[Written request] Your answer is a single number: the count of lines that contain the string "JSON".

[Dataset entries]
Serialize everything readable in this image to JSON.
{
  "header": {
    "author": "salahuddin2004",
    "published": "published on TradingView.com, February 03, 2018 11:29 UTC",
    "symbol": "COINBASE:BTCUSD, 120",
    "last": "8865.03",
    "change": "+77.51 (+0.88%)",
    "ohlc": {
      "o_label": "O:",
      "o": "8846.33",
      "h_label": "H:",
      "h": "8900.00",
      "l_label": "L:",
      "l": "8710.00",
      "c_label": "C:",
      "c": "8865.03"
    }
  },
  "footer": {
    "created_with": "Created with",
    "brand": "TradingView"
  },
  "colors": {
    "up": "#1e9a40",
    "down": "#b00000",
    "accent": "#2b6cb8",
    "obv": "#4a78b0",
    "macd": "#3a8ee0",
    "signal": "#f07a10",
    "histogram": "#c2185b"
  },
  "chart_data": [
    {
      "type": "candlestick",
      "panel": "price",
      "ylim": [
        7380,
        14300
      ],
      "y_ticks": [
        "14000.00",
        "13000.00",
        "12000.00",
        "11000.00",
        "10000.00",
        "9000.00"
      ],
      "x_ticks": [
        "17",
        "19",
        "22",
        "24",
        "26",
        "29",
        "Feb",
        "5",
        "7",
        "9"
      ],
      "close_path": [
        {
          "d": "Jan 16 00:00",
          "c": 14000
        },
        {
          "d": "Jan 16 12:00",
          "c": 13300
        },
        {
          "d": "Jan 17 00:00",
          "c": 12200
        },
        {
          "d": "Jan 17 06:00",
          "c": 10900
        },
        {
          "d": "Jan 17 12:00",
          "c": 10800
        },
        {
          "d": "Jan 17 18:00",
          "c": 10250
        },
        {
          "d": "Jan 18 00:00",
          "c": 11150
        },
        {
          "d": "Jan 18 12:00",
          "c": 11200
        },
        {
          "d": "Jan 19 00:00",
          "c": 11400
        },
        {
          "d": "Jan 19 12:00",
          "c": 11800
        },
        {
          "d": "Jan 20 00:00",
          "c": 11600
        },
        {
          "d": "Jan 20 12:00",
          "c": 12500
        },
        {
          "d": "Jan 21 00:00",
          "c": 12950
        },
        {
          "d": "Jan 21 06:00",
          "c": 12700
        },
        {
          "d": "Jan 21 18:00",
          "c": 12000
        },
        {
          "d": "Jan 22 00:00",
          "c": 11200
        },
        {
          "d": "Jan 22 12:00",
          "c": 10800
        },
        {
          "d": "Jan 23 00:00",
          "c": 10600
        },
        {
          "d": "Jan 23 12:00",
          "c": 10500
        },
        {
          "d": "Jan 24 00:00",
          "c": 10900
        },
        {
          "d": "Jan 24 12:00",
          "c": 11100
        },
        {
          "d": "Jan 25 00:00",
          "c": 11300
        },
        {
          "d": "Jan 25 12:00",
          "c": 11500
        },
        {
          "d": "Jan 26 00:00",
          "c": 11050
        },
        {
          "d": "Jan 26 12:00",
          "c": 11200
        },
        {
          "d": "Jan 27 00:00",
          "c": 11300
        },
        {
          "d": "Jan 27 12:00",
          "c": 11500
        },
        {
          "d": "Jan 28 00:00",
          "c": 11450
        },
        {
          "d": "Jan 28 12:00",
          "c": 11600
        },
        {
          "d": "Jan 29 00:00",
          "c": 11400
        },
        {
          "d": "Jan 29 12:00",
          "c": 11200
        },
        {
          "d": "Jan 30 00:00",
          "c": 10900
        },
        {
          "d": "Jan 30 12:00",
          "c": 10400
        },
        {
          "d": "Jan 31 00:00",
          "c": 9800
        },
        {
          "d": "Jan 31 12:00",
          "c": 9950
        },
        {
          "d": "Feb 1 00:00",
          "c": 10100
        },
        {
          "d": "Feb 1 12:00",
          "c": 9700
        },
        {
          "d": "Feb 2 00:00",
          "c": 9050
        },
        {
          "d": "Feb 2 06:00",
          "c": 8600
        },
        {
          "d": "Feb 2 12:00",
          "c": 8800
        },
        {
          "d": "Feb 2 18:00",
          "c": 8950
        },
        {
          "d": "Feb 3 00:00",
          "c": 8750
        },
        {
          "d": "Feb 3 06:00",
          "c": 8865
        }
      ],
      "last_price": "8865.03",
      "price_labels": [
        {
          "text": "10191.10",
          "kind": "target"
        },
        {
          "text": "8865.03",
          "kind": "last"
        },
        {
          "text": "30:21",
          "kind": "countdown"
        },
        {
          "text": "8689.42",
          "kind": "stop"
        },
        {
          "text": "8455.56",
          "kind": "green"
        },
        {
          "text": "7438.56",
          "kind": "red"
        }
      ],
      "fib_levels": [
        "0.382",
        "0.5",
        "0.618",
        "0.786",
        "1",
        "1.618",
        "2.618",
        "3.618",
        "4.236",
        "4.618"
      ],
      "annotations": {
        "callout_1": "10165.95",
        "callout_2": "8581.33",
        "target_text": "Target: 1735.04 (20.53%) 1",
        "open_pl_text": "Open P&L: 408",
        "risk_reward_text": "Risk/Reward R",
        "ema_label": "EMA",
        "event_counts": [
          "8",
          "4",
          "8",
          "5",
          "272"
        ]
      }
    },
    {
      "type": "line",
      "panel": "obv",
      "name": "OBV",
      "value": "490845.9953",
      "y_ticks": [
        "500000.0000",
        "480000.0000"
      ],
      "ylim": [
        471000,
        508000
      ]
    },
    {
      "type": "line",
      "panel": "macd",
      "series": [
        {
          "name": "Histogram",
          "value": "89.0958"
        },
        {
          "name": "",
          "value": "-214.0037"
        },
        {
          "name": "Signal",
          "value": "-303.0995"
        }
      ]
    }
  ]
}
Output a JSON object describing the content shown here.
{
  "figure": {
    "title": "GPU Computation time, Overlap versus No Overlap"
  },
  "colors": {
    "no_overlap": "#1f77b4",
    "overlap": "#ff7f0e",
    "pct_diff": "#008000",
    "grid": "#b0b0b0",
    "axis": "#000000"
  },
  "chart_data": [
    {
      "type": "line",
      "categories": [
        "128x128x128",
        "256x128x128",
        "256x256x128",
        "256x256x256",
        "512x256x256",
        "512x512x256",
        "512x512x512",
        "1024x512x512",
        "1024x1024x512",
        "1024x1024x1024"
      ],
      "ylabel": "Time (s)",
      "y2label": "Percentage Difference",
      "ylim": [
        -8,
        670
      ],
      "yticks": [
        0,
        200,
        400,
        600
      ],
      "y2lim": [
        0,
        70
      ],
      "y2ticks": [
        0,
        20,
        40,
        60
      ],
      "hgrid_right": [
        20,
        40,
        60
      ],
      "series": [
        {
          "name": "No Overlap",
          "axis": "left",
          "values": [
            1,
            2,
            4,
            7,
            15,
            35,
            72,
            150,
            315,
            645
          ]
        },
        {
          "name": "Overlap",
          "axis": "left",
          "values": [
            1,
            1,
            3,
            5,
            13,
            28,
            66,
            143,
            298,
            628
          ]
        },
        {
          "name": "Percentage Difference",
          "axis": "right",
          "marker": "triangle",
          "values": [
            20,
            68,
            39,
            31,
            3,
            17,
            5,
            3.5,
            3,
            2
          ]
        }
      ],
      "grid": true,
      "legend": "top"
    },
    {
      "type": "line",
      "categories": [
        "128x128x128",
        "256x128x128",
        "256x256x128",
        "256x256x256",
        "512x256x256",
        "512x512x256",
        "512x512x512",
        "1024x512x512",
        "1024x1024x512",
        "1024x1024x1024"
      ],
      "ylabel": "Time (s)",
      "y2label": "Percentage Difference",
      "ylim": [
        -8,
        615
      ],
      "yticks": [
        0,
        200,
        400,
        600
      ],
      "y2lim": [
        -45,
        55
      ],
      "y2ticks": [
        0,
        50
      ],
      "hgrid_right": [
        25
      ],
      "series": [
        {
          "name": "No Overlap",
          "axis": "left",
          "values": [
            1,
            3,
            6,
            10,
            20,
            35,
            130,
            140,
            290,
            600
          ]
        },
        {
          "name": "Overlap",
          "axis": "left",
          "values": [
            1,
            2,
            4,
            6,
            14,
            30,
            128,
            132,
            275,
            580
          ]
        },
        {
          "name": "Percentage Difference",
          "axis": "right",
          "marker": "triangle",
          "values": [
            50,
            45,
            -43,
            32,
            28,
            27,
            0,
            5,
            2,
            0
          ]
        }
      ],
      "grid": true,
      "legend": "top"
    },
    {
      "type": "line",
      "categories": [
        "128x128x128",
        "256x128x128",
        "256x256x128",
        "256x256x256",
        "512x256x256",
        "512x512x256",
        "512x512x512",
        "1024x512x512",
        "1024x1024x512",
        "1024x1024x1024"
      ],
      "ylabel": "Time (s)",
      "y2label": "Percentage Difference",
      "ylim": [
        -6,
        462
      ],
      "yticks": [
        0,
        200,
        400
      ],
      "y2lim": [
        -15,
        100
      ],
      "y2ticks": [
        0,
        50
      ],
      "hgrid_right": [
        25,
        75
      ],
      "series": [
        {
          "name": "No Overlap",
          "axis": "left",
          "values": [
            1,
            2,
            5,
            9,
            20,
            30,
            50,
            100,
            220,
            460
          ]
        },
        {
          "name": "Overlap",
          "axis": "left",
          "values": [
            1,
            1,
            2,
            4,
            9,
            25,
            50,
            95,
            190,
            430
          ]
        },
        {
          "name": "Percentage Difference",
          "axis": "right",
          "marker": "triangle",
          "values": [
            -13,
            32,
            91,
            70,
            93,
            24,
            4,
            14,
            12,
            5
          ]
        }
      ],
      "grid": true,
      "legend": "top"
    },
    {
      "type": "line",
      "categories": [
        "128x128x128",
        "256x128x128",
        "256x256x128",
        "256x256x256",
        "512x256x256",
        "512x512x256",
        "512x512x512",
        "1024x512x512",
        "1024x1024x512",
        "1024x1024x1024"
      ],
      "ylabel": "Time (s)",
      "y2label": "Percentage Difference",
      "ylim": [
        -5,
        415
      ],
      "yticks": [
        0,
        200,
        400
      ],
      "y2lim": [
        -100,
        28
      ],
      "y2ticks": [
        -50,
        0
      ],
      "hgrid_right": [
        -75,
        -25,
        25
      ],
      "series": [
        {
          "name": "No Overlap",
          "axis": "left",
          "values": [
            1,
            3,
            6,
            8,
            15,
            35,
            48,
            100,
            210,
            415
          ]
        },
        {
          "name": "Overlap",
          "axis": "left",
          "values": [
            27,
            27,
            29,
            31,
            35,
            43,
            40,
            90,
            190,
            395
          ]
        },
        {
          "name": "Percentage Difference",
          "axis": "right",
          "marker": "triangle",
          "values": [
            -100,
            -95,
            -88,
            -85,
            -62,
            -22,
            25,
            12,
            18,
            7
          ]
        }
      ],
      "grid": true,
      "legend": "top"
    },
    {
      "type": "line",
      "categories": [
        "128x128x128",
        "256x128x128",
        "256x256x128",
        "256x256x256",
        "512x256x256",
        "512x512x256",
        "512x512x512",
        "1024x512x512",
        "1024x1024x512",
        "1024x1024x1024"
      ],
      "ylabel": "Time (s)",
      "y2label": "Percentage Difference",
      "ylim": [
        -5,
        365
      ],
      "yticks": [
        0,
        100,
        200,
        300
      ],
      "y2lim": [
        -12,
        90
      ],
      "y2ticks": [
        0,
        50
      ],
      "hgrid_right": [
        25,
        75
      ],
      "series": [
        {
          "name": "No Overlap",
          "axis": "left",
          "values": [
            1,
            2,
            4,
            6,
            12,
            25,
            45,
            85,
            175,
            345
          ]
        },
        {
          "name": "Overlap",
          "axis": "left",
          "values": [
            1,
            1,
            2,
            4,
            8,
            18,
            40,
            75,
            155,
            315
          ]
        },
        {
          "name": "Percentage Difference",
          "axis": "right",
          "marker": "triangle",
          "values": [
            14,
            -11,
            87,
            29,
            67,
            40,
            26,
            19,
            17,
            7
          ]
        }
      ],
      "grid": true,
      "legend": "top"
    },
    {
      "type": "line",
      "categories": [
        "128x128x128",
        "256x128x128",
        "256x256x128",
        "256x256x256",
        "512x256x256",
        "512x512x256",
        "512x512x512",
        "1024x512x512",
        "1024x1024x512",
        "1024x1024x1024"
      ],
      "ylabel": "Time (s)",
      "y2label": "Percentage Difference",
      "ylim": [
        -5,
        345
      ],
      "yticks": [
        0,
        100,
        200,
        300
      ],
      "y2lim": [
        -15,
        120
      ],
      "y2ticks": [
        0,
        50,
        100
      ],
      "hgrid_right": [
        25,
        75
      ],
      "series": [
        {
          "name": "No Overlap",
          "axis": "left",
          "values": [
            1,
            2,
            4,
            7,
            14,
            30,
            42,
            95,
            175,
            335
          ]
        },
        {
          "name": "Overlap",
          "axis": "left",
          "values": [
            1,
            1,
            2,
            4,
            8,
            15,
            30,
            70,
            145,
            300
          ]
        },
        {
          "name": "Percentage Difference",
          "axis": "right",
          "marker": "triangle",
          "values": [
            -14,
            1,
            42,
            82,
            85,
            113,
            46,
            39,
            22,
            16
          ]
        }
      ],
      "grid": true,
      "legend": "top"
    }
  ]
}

[Correct result] 2